Dataset items
========

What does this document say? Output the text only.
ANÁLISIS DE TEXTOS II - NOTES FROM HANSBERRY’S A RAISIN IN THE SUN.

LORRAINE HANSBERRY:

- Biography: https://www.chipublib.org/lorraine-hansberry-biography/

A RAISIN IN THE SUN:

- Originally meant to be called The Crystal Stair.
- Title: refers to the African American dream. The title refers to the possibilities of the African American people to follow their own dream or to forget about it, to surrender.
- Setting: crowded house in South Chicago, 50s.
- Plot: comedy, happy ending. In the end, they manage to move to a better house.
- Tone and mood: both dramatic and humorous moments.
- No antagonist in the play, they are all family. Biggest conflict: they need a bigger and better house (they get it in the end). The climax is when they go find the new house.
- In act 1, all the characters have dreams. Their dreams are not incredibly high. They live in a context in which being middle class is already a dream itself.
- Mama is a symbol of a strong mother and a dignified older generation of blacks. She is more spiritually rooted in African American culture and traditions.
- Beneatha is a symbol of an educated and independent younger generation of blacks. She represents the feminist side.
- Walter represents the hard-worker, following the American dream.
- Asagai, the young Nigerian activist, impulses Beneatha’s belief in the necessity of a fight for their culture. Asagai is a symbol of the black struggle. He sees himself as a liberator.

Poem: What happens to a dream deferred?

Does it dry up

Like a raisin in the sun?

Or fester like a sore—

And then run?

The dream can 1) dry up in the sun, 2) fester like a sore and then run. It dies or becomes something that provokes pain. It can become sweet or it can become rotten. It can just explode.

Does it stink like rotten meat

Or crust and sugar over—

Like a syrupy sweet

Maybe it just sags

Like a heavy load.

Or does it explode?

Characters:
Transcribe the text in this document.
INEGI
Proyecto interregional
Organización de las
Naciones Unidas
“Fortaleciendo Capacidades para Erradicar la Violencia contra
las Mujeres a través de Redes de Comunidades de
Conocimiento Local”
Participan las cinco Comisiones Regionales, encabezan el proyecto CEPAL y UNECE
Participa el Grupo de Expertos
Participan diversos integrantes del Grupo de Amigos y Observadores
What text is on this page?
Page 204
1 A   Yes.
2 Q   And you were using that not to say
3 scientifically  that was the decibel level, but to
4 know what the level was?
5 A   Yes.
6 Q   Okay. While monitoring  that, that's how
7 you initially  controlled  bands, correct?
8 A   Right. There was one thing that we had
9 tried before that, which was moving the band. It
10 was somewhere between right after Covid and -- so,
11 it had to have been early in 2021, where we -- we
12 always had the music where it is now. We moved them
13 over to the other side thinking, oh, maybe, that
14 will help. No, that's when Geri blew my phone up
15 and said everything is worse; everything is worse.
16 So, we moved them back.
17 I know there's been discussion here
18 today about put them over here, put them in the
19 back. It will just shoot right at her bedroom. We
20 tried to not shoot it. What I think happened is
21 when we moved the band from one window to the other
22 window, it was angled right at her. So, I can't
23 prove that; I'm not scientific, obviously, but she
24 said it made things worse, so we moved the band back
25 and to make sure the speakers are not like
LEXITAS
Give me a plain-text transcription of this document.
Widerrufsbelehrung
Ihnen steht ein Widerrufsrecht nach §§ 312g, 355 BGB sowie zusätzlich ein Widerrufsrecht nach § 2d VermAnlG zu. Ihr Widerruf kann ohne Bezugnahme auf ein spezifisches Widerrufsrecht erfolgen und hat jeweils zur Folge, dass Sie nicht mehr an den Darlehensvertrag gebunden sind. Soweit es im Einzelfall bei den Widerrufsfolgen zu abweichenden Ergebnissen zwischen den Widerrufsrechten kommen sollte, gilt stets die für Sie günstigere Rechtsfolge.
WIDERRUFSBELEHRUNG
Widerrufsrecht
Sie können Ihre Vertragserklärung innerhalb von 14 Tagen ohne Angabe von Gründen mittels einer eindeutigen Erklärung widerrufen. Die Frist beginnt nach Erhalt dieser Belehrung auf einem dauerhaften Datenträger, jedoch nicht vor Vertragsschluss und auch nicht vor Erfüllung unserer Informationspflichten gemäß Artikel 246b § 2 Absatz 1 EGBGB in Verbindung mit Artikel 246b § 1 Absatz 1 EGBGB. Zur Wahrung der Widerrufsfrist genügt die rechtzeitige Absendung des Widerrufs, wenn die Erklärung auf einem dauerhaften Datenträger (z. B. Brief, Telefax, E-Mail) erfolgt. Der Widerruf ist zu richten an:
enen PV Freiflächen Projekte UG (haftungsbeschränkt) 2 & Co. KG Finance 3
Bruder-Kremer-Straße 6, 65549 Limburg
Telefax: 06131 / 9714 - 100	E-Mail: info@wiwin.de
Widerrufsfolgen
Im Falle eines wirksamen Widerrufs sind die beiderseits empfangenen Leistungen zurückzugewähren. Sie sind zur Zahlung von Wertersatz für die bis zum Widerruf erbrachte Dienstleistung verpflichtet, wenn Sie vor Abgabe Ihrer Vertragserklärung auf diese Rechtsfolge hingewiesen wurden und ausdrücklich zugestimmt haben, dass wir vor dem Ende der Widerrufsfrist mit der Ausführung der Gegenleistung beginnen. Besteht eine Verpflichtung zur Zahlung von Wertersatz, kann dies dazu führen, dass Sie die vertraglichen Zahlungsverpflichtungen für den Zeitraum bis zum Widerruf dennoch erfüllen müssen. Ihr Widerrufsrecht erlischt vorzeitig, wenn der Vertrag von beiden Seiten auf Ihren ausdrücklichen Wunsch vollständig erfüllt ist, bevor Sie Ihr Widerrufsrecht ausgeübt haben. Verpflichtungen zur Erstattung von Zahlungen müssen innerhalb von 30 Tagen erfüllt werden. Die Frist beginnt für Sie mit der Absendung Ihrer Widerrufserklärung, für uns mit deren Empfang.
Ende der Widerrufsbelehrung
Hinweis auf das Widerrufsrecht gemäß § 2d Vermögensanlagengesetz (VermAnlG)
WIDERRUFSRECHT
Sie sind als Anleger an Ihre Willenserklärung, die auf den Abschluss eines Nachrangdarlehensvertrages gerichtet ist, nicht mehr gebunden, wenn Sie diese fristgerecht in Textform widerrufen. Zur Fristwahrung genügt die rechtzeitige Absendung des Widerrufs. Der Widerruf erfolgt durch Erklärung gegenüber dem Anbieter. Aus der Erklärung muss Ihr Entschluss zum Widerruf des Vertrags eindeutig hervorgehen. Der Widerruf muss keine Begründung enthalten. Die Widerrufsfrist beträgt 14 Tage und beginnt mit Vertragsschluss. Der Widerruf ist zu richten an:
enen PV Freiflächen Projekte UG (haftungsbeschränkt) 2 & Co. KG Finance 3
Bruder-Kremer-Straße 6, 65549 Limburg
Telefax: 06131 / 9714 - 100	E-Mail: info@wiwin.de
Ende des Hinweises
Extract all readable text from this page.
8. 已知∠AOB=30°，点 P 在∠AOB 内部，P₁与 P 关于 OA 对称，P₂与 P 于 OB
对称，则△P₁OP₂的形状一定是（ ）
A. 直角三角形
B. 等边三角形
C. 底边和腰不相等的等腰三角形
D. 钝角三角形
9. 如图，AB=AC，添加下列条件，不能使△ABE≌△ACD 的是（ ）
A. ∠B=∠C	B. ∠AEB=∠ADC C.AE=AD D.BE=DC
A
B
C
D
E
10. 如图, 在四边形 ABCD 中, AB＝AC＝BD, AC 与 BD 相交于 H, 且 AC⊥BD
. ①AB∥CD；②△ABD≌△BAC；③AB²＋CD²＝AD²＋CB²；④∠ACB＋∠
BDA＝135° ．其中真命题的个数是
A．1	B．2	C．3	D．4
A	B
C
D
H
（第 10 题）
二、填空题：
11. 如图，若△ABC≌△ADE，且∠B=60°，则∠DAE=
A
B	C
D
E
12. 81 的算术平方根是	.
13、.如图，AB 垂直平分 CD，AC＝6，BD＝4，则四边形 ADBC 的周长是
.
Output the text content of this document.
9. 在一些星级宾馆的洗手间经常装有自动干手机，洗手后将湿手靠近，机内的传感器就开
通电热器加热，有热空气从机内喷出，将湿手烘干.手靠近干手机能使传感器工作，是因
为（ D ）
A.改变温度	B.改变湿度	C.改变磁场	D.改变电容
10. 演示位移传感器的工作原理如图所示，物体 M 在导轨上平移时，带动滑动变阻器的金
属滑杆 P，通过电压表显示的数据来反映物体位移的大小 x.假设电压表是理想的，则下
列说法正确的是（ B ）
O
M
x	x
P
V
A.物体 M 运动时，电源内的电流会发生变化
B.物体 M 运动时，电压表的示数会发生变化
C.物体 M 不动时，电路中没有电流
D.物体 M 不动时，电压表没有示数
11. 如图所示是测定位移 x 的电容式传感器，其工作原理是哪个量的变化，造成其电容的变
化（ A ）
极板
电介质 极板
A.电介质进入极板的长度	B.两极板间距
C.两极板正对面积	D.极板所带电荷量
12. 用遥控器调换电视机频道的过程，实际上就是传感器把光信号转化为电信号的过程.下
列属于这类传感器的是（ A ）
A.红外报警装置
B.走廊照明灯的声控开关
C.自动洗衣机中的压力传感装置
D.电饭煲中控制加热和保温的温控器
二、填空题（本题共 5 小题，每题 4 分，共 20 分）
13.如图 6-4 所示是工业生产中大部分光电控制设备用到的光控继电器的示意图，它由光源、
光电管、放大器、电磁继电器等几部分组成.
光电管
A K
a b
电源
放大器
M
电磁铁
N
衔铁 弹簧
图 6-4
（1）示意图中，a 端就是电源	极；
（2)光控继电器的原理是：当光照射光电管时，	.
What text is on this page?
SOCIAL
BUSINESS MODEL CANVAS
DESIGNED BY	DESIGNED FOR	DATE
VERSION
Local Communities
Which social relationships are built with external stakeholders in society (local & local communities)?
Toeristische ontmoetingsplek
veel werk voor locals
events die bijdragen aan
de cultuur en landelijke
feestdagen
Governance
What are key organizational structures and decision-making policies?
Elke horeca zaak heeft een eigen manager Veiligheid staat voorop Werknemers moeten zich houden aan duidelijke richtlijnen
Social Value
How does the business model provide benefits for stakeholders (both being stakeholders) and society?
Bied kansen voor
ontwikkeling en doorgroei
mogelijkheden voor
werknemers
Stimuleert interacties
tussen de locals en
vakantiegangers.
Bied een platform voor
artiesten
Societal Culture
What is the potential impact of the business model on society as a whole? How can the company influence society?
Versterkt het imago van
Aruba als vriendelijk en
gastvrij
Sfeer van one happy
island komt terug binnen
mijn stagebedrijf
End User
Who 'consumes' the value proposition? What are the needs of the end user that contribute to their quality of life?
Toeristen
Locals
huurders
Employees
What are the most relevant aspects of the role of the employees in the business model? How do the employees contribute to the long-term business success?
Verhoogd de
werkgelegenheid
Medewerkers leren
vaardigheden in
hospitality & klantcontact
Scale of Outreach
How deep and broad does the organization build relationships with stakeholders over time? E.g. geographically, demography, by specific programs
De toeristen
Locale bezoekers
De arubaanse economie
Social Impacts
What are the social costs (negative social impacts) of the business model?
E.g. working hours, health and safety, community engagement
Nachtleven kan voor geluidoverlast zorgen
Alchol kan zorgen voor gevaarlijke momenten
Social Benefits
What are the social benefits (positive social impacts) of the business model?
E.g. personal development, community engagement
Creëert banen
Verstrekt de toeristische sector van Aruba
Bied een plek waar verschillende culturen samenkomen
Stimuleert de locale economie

========

Stated task => Find the lines containing "ohne" and pull them out.

Result of the exercise =>
Ihnen steht ein Widerrufsrecht nach §§ 312g, 355 BGB sowie zusätzlich ein Widerrufsrecht nach § 2d VermAnlG zu. Ihr Widerruf kann ohne Bezugnahme auf ein spezifisches Widerrufsrecht erfolgen und hat jeweils zur Folge, dass Sie nicht mehr an den Darlehensvertrag gebunden sind. Soweit es im Einzelfall bei den Widerrufsfolgen zu abweichenden Ergebnissen zwischen den Widerrufsrechten kommen sollte, gilt stets die für Sie günstigere Rechtsfolge.
Sie können Ihre Vertragserklärung innerhalb von 14 Tagen ohne Angabe von Gründen mittels einer eindeutigen Erklärung widerrufen. Die Frist beginnt nach Erhalt dieser Belehrung auf einem dauerhaften Datenträger, jedoch nicht vor Vertragsschluss und auch nicht vor Erfüllung unserer Informationspflichten gemäß Artikel 246b § 2 Absatz 1 EGBGB in Verbindung mit Artikel 246b § 1 Absatz 1 EGBGB. Zur Wahrung der Widerrufsfrist genügt die rechtzeitige Absendung des Widerrufs, wenn die Erklärung auf einem dauerhaften Datenträger (z. B. Brief, Telefax, E-Mail) erfolgt. Der Widerruf ist zu richten an:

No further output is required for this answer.